Could you write out every record below exactly, leaving out any pictures?
■ ■ ■ ■
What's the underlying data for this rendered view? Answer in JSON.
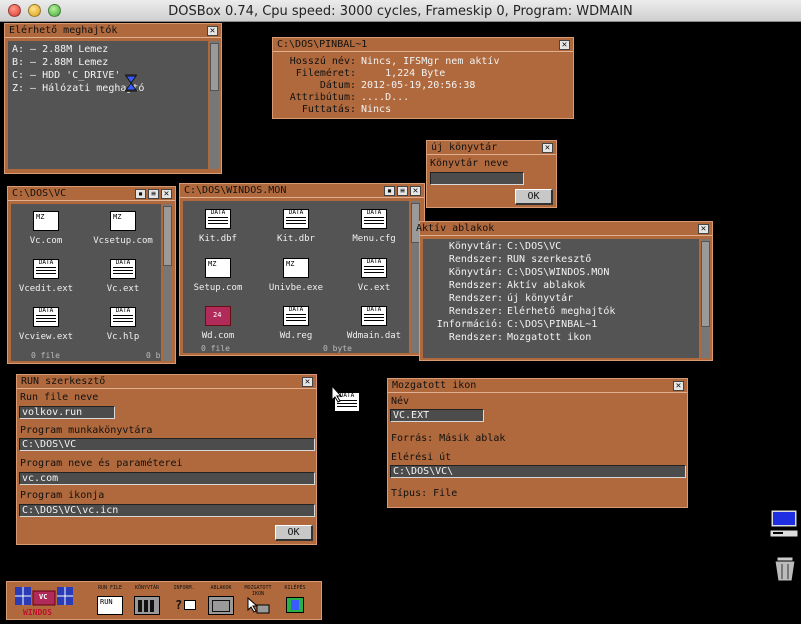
{
  "mac_title": "DOSBox 0.74, Cpu speed:    3000 cycles, Frameskip  0, Program:   WDMAIN",
  "drives": {
    "title": "Elérhető meghajtók",
    "items": [
      "A: – 2.88M Lemez",
      "B: – 2.88M Lemez",
      "C: – HDD 'C_DRIVE'",
      "Z: – Hálózati meghajtó"
    ]
  },
  "fileinfo": {
    "title": "C:\\DOS\\PINBAL~1",
    "rows": [
      {
        "label": "Hosszú név:",
        "value": "Nincs, IFSMgr nem aktív"
      },
      {
        "label": "Fileméret:",
        "value": "    1,224 Byte"
      },
      {
        "label": "Dátum:",
        "value": "2012-05-19,20:56:38"
      },
      {
        "label": "Attribútum:",
        "value": "....D..."
      },
      {
        "label": "Futtatás:",
        "value": "Nincs"
      }
    ]
  },
  "newdir": {
    "title": "új könyvtár",
    "label": "Könyvtár neve",
    "value": "",
    "ok": "OK"
  },
  "vc_window": {
    "title": "C:\\DOS\\VC",
    "files": [
      {
        "name": "Vc.com",
        "type": "mz"
      },
      {
        "name": "Vcsetup.com",
        "type": "mz"
      },
      {
        "name": "Vcedit.ext",
        "type": "data"
      },
      {
        "name": "Vc.ext",
        "type": "data"
      },
      {
        "name": "Vcview.ext",
        "type": "data"
      },
      {
        "name": "Vc.hlp",
        "type": "data"
      }
    ],
    "footer_left": "0 file",
    "footer_right": "0 b"
  },
  "windos_window": {
    "title": "C:\\DOS\\WINDOS.MON",
    "files": [
      {
        "name": "Kit.dbf",
        "type": "data"
      },
      {
        "name": "Kit.dbr",
        "type": "data"
      },
      {
        "name": "Menu.cfg",
        "type": "data"
      },
      {
        "name": "Setup.com",
        "type": "mz"
      },
      {
        "name": "Univbe.exe",
        "type": "mz"
      },
      {
        "name": "Vc.ext",
        "type": "data"
      },
      {
        "name": "Wd.com",
        "type": "wd"
      },
      {
        "name": "Wd.reg",
        "type": "data"
      },
      {
        "name": "Wdmain.dat",
        "type": "data"
      }
    ],
    "footer_left": "0 file",
    "footer_right": "0 byte"
  },
  "active": {
    "title": "Aktív ablakok",
    "rows": [
      {
        "label": "Könyvtár:",
        "value": "C:\\DOS\\VC"
      },
      {
        "label": "Rendszer:",
        "value": "RUN szerkesztő"
      },
      {
        "label": "Könyvtár:",
        "value": "C:\\DOS\\WINDOS.MON"
      },
      {
        "label": "Rendszer:",
        "value": "Aktív ablakok"
      },
      {
        "label": "Rendszer:",
        "value": "új könyvtár"
      },
      {
        "label": "Rendszer:",
        "value": "Elérhető meghajtók"
      },
      {
        "label": "Információ:",
        "value": "C:\\DOS\\PINBAL~1"
      },
      {
        "label": "Rendszer:",
        "value": "Mozgatott ikon"
      }
    ]
  },
  "run": {
    "title": "RUN szerkesztő",
    "file_label": "Run file neve",
    "file_value": "volkov.run",
    "dir_label": "Program munkakönyvtára",
    "dir_value": "C:\\DOS\\VC",
    "prog_label": "Program neve és paraméterei",
    "prog_value": "vc.com",
    "icon_label": "Program ikonja",
    "icon_value": "C:\\DOS\\VC\\vc.icn",
    "ok": "OK"
  },
  "moved": {
    "title": "Mozgatott ikon",
    "name_label": "Név",
    "name_value": "VC.EXT",
    "source_label": "Forrás: Másik ablak",
    "path_label": "Elérési út",
    "path_value": "C:\\DOS\\VC\\",
    "type_label": "Típus: File"
  },
  "taskbar": {
    "logo": "WINDOS",
    "logo_badge": "VC",
    "buttons": [
      {
        "label": "RUN FILE",
        "inner": "RUN"
      },
      {
        "label": "KÖNYVTÁR",
        "inner": ""
      },
      {
        "label": "INFORM.",
        "inner": "?"
      },
      {
        "label": "ABLAKOK",
        "inner": ""
      },
      {
        "label": "MOZGATOTT\nIKON",
        "inner": ""
      },
      {
        "label": "KILÉPÉS",
        "inner": ""
      }
    ]
  },
  "icons": {
    "data_header": "DATA",
    "mz_header": "MZ",
    "wd_header": "24"
  }
}
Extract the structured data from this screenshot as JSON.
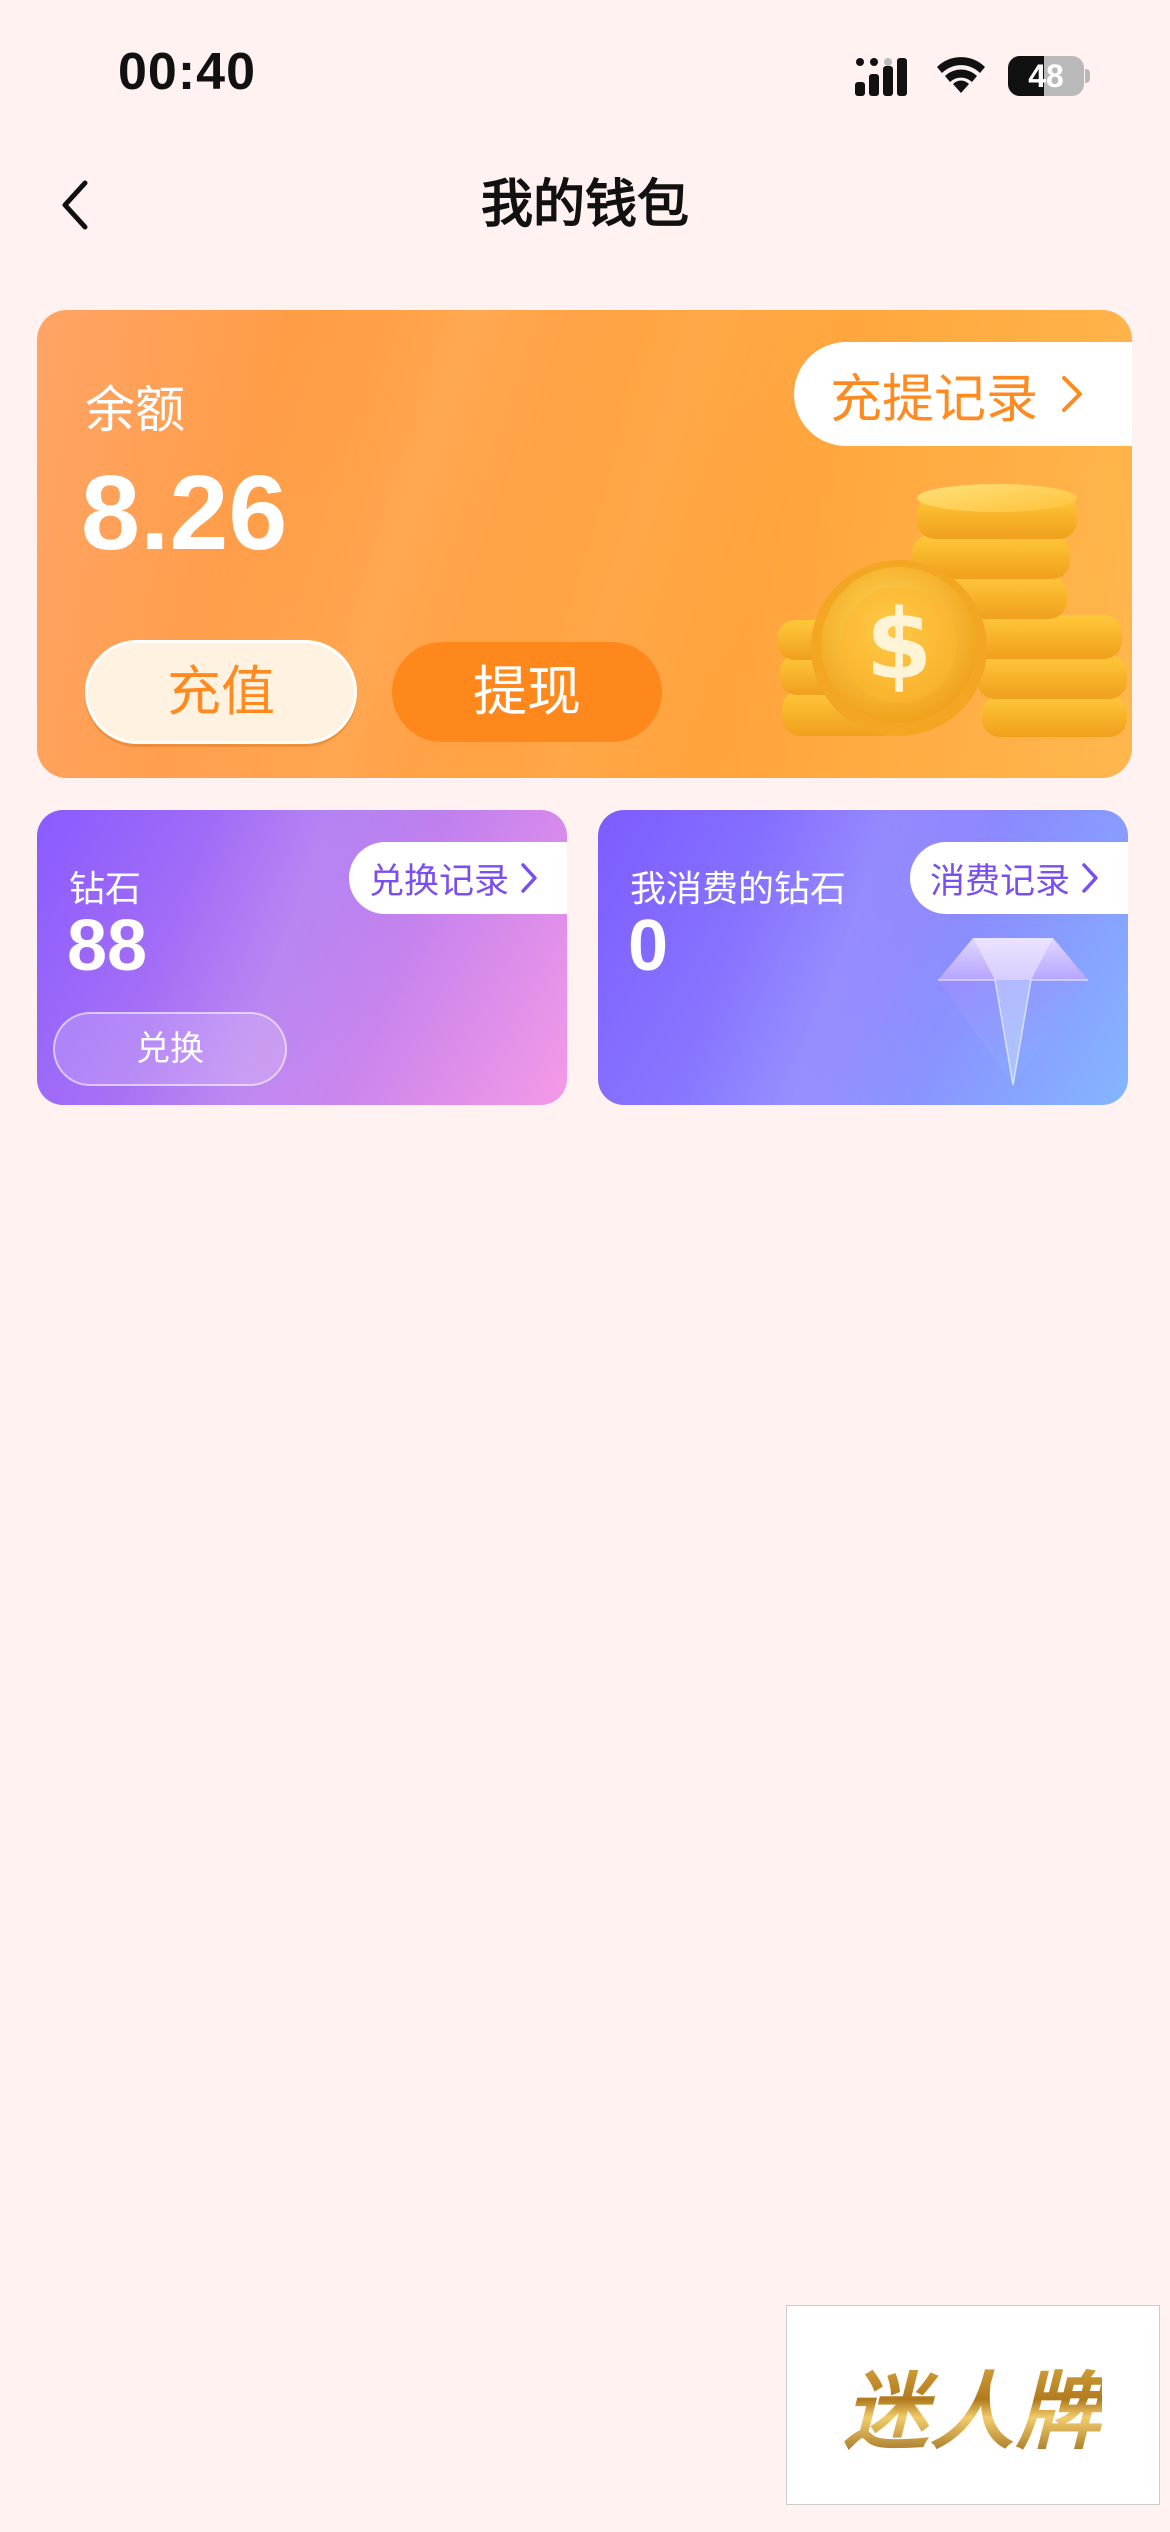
{
  "status_bar": {
    "time": "00:40",
    "battery_level": "48",
    "battery_fraction": 0.48,
    "icons": [
      "signal-icon",
      "wifi-icon",
      "battery-icon"
    ]
  },
  "nav": {
    "title": "我的钱包",
    "back_icon": "chevron-left-icon"
  },
  "balance_card": {
    "label": "余额",
    "amount": "8.26",
    "history_link": "充提记录",
    "recharge_label": "充值",
    "withdraw_label": "提现",
    "illustration": "gold-coins-icon"
  },
  "diamond_card": {
    "label": "钻石",
    "value": "88",
    "history_link": "兑换记录",
    "exchange_label": "兑换"
  },
  "spent_card": {
    "label": "我消费的钻石",
    "value": "0",
    "history_link": "消费记录",
    "illustration": "diamond-icon"
  },
  "watermark": {
    "text": "迷人牌"
  },
  "colors": {
    "background": "#FFF2F1",
    "balance_orange": "#FF9A3A",
    "withdraw_orange": "#FF881C",
    "diamond_purple": "#8A5BFF",
    "diamond_pink": "#F59AE6",
    "spent_blue": "#84B6FF",
    "link_purple": "#7B4EF2"
  }
}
■ ■ ■ ■
* [PROBLEM SOLUTION]:
What's the underlying data for this rendered view? Answer in JSON.
{
  "mac_title": "DOSBox 0.74, Cpu speed:    3000 cycles, Frameskip  0, Program:   WDMAIN",
  "drives": {
    "title": "Elérhető meghajtók",
    "items": [
      "A: – 2.88M Lemez",
      "B: – 2.88M Lemez",
      "C: – HDD 'C_DRIVE'",
      "Z: – Hálózati meghajtó"
    ]
  },
  "fileinfo": {
    "title": "C:\\DOS\\PINBAL~1",
    "rows": [
      {
        "label": "Hosszú név:",
        "value": "Nincs, IFSMgr nem aktív"
      },
      {
        "label": "Fileméret:",
        "value": "    1,224 Byte"
      },
      {
        "label": "Dátum:",
        "value": "2012-05-19,20:56:38"
      },
      {
        "label": "Attribútum:",
        "value": "....D..."
      },
      {
        "label": "Futtatás:",
        "value": "Nincs"
      }
    ]
  },
  "newdir": {
    "title": "új könyvtár",
    "label": "Könyvtár neve",
    "value": "",
    "ok": "OK"
  },
  "vc_window": {
    "title": "C:\\DOS\\VC",
    "files": [
      {
        "name": "Vc.com",
        "type": "mz"
      },
      {
        "name": "Vcsetup.com",
        "type": "mz"
      },
      {
        "name": "Vcedit.ext",
        "type": "data"
      },
      {
        "name": "Vc.ext",
        "type": "data"
      },
      {
        "name": "Vcview.ext",
        "type": "data"
      },
      {
        "name": "Vc.hlp",
        "type": "data"
      }
    ],
    "footer_left": "0 file",
    "footer_right": "0 b"
  },
  "windos_window": {
    "title": "C:\\DOS\\WINDOS.MON",
    "files": [
      {
        "name": "Kit.dbf",
        "type": "data"
      },
      {
        "name": "Kit.dbr",
        "type": "data"
      },
      {
        "name": "Menu.cfg",
        "type": "data"
      },
      {
        "name": "Setup.com",
        "type": "mz"
      },
      {
        "name": "Univbe.exe",
        "type": "mz"
      },
      {
        "name": "Vc.ext",
        "type": "data"
      },
      {
        "name": "Wd.com",
        "type": "wd"
      },
      {
        "name": "Wd.reg",
        "type": "data"
      },
      {
        "name": "Wdmain.dat",
        "type": "data"
      }
    ],
    "footer_left": "0 file",
    "footer_right": "0 byte"
  },
  "active": {
    "title": "Aktív ablakok",
    "rows": [
      {
        "label": "Könyvtár:",
        "value": "C:\\DOS\\VC"
      },
      {
        "label": "Rendszer:",
        "value": "RUN szerkesztő"
      },
      {
        "label": "Könyvtár:",
        "value": "C:\\DOS\\WINDOS.MON"
      },
      {
        "label": "Rendszer:",
        "value": "Aktív ablakok"
      },
      {
        "label": "Rendszer:",
        "value": "új könyvtár"
      },
      {
        "label": "Rendszer:",
        "value": "Elérhető meghajtók"
      },
      {
        "label": "Információ:",
        "value": "C:\\DOS\\PINBAL~1"
      },
      {
        "label": "Rendszer:",
        "value": "Mozgatott ikon"
      }
    ]
  },
  "run": {
    "title": "RUN szerkesztő",
    "file_label": "Run file neve",
    "file_value": "volkov.run",
    "dir_label": "Program munkakönyvtára",
    "dir_value": "C:\\DOS\\VC",
    "prog_label": "Program neve és paraméterei",
    "prog_value": "vc.com",
    "icon_label": "Program ikonja",
    "icon_value": "C:\\DOS\\VC\\vc.icn",
    "ok": "OK"
  },
  "moved": {
    "title": "Mozgatott ikon",
    "name_label": "Név",
    "name_value": "VC.EXT",
    "source_label": "Forrás: Másik ablak",
    "path_label": "Elérési út",
    "path_value": "C:\\DOS\\VC\\",
    "type_label": "Típus: File"
  },
  "taskbar": {
    "logo": "WINDOS",
    "logo_badge": "VC",
    "buttons": [
      {
        "label": "RUN FILE",
        "inner": "RUN"
      },
      {
        "label": "KÖNYVTÁR",
        "inner": ""
      },
      {
        "label": "INFORM.",
        "inner": "?"
      },
      {
        "label": "ABLAKOK",
        "inner": ""
      },
      {
        "label": "MOZGATOTT\nIKON",
        "inner": ""
      },
      {
        "label": "KILÉPÉS",
        "inner": ""
      }
    ]
  },
  "icons": {
    "data_header": "DATA",
    "mz_header": "MZ",
    "wd_header": "24"
  }
}
Extract the structured data from this screenshot as JSON.
{
  "status_bar": {
    "time": "00:40",
    "battery_level": "48",
    "battery_fraction": 0.48,
    "icons": [
      "signal-icon",
      "wifi-icon",
      "battery-icon"
    ]
  },
  "nav": {
    "title": "我的钱包",
    "back_icon": "chevron-left-icon"
  },
  "balance_card": {
    "label": "余额",
    "amount": "8.26",
    "history_link": "充提记录",
    "recharge_label": "充值",
    "withdraw_label": "提现",
    "illustration": "gold-coins-icon"
  },
  "diamond_card": {
    "label": "钻石",
    "value": "88",
    "history_link": "兑换记录",
    "exchange_label": "兑换"
  },
  "spent_card": {
    "label": "我消费的钻石",
    "value": "0",
    "history_link": "消费记录",
    "illustration": "diamond-icon"
  },
  "watermark": {
    "text": "迷人牌"
  },
  "colors": {
    "background": "#FFF2F1",
    "balance_orange": "#FF9A3A",
    "withdraw_orange": "#FF881C",
    "diamond_purple": "#8A5BFF",
    "diamond_pink": "#F59AE6",
    "spent_blue": "#84B6FF",
    "link_purple": "#7B4EF2"
  }
}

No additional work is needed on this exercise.